**INSTRUCTION**
Count the lines that include the string "الكفاءة", and give only that number.

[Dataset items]
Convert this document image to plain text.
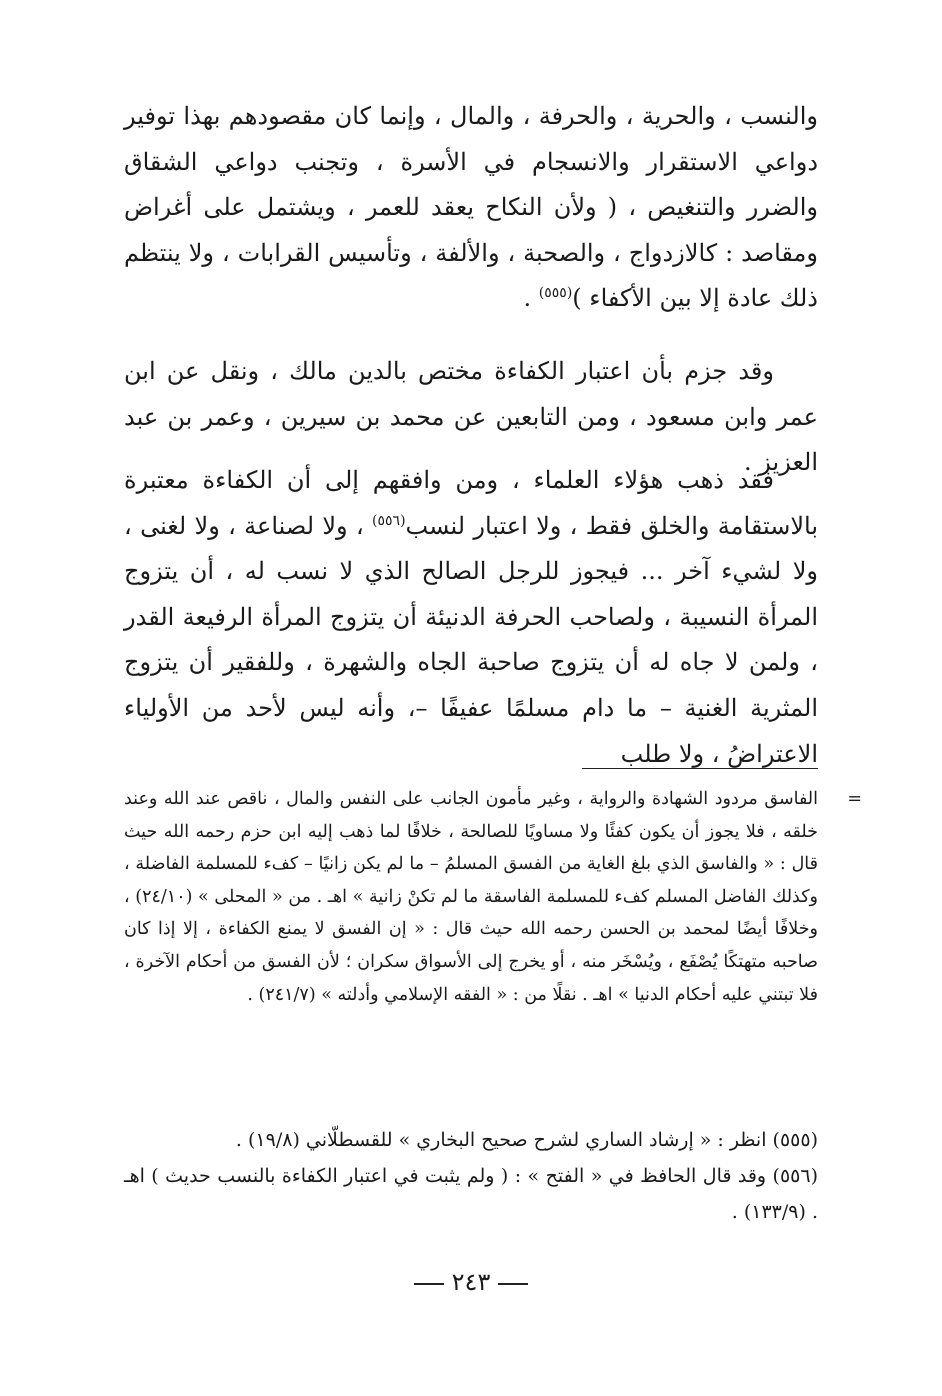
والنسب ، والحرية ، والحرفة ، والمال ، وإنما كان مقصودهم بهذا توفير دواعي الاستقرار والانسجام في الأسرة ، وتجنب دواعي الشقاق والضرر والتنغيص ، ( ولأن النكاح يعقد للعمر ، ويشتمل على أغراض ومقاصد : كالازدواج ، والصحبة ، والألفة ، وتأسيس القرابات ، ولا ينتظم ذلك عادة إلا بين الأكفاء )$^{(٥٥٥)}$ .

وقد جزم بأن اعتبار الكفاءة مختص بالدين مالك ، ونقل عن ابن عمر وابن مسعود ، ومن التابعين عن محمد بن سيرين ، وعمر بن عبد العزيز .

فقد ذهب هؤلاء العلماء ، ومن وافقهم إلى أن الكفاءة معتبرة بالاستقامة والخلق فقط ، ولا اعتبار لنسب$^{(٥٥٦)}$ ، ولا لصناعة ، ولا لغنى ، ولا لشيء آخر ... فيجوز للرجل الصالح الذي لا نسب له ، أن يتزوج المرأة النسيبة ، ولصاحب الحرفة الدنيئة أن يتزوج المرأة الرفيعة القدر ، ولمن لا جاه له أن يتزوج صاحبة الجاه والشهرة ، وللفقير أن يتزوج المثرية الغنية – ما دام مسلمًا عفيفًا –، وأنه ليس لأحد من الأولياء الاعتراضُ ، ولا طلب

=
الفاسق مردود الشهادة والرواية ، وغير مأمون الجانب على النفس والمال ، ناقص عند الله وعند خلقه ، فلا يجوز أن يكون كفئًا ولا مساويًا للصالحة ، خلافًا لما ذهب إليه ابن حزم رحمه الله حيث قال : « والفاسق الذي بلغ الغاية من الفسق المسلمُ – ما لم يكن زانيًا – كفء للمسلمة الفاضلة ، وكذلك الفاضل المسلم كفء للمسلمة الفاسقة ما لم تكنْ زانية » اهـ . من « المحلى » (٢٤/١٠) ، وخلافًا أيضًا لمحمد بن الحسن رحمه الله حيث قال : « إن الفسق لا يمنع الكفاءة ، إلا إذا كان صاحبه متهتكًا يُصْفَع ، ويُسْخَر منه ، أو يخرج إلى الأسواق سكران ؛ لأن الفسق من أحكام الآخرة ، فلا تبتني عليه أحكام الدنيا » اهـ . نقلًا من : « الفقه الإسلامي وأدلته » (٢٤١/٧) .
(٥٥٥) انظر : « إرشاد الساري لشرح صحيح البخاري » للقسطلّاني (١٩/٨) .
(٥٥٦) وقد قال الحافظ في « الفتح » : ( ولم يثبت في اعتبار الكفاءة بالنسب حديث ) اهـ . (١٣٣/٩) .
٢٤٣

==

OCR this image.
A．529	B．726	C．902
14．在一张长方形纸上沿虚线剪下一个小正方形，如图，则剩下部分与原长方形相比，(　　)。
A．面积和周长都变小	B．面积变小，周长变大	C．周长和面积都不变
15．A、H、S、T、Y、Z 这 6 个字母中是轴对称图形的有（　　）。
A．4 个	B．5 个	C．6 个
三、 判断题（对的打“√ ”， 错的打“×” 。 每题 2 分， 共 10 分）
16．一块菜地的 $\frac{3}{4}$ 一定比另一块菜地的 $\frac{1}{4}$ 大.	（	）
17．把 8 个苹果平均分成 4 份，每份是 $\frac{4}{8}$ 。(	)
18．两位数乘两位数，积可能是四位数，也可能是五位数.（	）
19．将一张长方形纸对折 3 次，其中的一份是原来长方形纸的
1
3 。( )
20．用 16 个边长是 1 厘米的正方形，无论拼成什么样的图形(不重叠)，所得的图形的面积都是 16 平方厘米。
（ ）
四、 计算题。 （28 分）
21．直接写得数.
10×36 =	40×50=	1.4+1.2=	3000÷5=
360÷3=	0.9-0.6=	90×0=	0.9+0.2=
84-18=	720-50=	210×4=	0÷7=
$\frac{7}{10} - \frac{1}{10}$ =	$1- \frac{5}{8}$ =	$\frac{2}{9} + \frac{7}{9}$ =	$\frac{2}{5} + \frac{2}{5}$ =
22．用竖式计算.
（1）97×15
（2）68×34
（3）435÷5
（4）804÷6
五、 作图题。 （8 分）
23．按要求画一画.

---

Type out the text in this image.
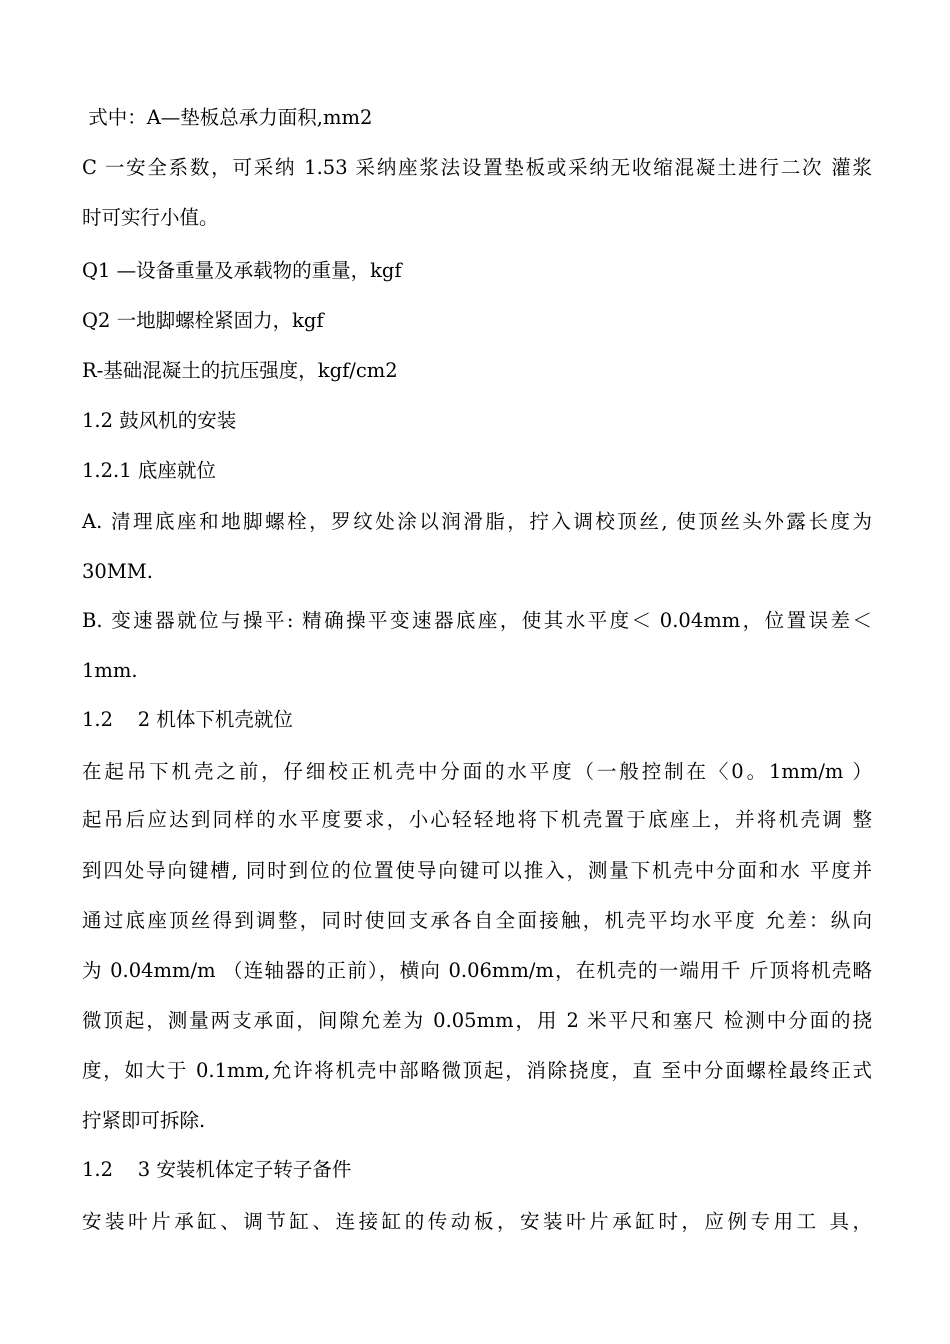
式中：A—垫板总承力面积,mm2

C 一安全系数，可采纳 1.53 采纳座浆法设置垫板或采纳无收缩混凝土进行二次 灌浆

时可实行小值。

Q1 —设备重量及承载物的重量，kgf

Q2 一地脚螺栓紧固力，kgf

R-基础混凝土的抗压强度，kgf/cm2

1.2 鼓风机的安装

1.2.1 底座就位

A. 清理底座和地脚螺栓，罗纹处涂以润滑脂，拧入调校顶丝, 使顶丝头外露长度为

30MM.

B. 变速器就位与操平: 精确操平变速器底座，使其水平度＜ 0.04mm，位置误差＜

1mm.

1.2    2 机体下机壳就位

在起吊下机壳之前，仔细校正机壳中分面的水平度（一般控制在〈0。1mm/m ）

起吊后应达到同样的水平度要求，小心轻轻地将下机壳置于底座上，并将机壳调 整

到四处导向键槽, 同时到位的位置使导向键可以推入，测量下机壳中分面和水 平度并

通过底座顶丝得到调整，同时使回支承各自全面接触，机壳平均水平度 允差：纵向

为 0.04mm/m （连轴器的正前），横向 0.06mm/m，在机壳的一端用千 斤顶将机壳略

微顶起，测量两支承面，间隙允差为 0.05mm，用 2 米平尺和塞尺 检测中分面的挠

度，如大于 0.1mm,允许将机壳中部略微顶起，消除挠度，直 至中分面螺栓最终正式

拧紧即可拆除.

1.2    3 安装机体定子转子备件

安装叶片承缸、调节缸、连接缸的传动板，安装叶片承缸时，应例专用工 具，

**ANSWER TO THIS PROBLEM**
4